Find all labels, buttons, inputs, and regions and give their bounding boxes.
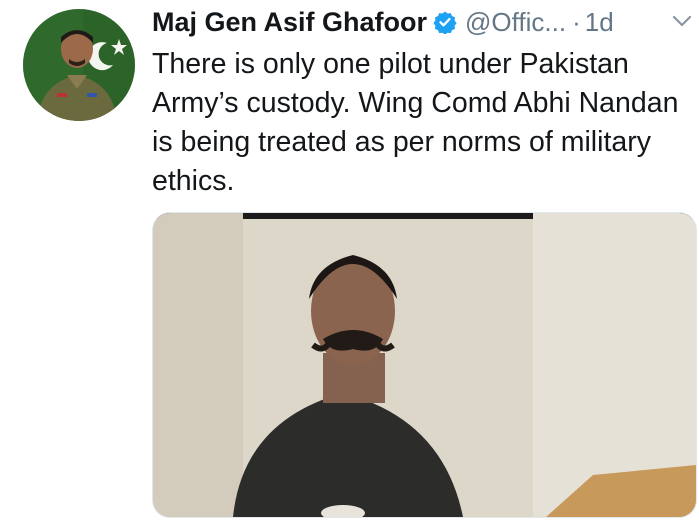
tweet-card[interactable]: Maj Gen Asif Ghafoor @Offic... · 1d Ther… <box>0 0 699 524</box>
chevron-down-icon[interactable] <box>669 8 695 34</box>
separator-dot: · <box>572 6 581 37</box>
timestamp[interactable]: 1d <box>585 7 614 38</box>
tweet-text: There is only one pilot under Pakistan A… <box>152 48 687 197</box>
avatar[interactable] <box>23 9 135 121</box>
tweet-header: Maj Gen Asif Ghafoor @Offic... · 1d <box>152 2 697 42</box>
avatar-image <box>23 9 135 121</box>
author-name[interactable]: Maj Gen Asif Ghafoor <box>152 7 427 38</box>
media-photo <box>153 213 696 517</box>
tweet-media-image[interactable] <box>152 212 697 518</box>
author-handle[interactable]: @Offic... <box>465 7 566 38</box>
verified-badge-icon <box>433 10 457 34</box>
####
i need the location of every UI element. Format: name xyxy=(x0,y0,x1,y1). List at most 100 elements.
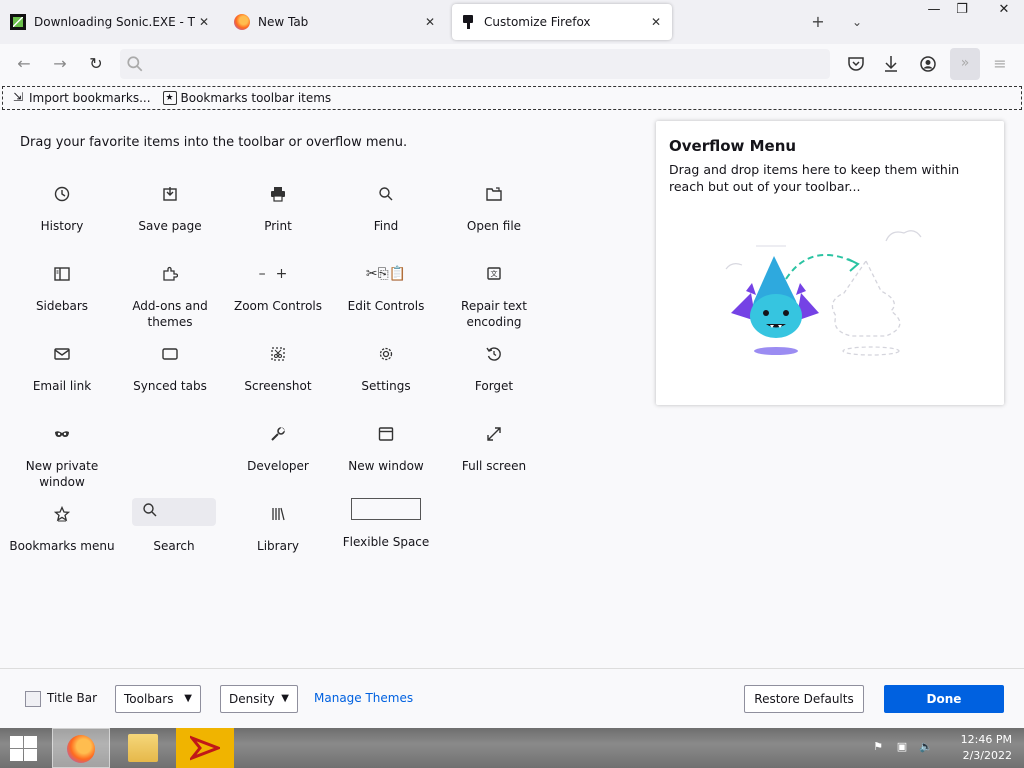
####
## TASK GOAL
Retype the lines above, from the line with "Find all labels, buttons, inputs, and" up to and including the line with "avatar[interactable] <box>23 9 135 121</box>", leaving out the pictures.

## TASK OUTPUT
Find all labels, buttons, inputs, and regions and give their bounding boxes.
tweet-card[interactable]: Maj Gen Asif Ghafoor @Offic... · 1d Ther… <box>0 0 699 524</box>
chevron-down-icon[interactable] <box>669 8 695 34</box>
separator-dot: · <box>572 6 581 37</box>
timestamp[interactable]: 1d <box>585 7 614 38</box>
tweet-text: There is only one pilot under Pakistan A… <box>152 48 687 197</box>
avatar[interactable] <box>23 9 135 121</box>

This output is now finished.